Rows from a figure dataset –
========================================

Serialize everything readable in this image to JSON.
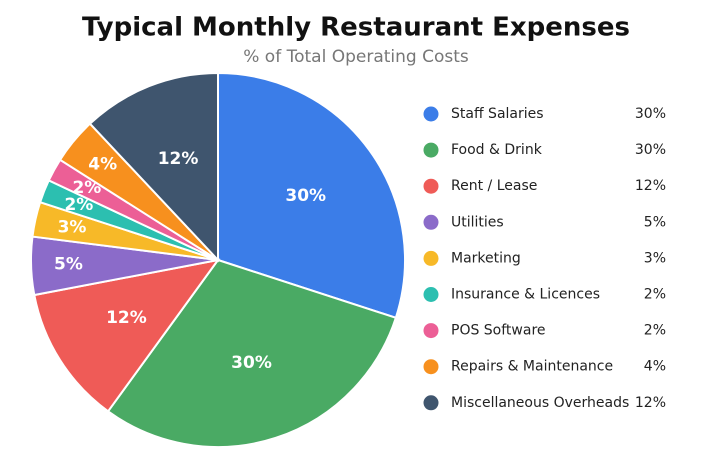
{
  "chart_data": {
    "type": "pie",
    "title": "Typical Monthly Restaurant Expenses",
    "subtitle": "% of Total Operating Costs",
    "series": [
      {
        "name": "Staff Salaries",
        "color": "#3b7de8",
        "values": [
          30
        ],
        "value_labels": [
          "30%"
        ]
      },
      {
        "name": "Food & Drink",
        "color": "#4aaa64",
        "values": [
          30
        ],
        "value_labels": [
          "30%"
        ]
      },
      {
        "name": "Rent / Lease",
        "color": "#ef5b57",
        "values": [
          12
        ],
        "value_labels": [
          "12%"
        ]
      },
      {
        "name": "Utilities",
        "color": "#8b6bc9",
        "values": [
          5
        ],
        "value_labels": [
          "5%"
        ]
      },
      {
        "name": "Marketing",
        "color": "#f7b928",
        "values": [
          3
        ],
        "value_labels": [
          "3%"
        ]
      },
      {
        "name": "Insurance & Licences",
        "color": "#2cbfb0",
        "values": [
          2
        ],
        "value_labels": [
          "2%"
        ]
      },
      {
        "name": "POS Software",
        "color": "#ec5f96",
        "values": [
          2
        ],
        "value_labels": [
          "2%"
        ]
      },
      {
        "name": "Repairs & Maintenance",
        "color": "#f7901e",
        "values": [
          4
        ],
        "value_labels": [
          "4%"
        ]
      },
      {
        "name": "Miscellaneous Overheads",
        "color": "#3f556e",
        "values": [
          12
        ],
        "value_labels": [
          "12%"
        ]
      }
    ],
    "legend": "right"
  }
}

========================================

Aim – Copy each line of the data that contains the word "name".

Exercise result –
        "name": "Staff Salaries",
        "name": "Food & Drink",
        "name": "Rent / Lease",
        "name": "Utilities",
        "name": "Marketing",
        "name": "Insurance & Licences",
        "name": "POS Software",
        "name": "Repairs & Maintenance",
        "name": "Miscellaneous Overheads",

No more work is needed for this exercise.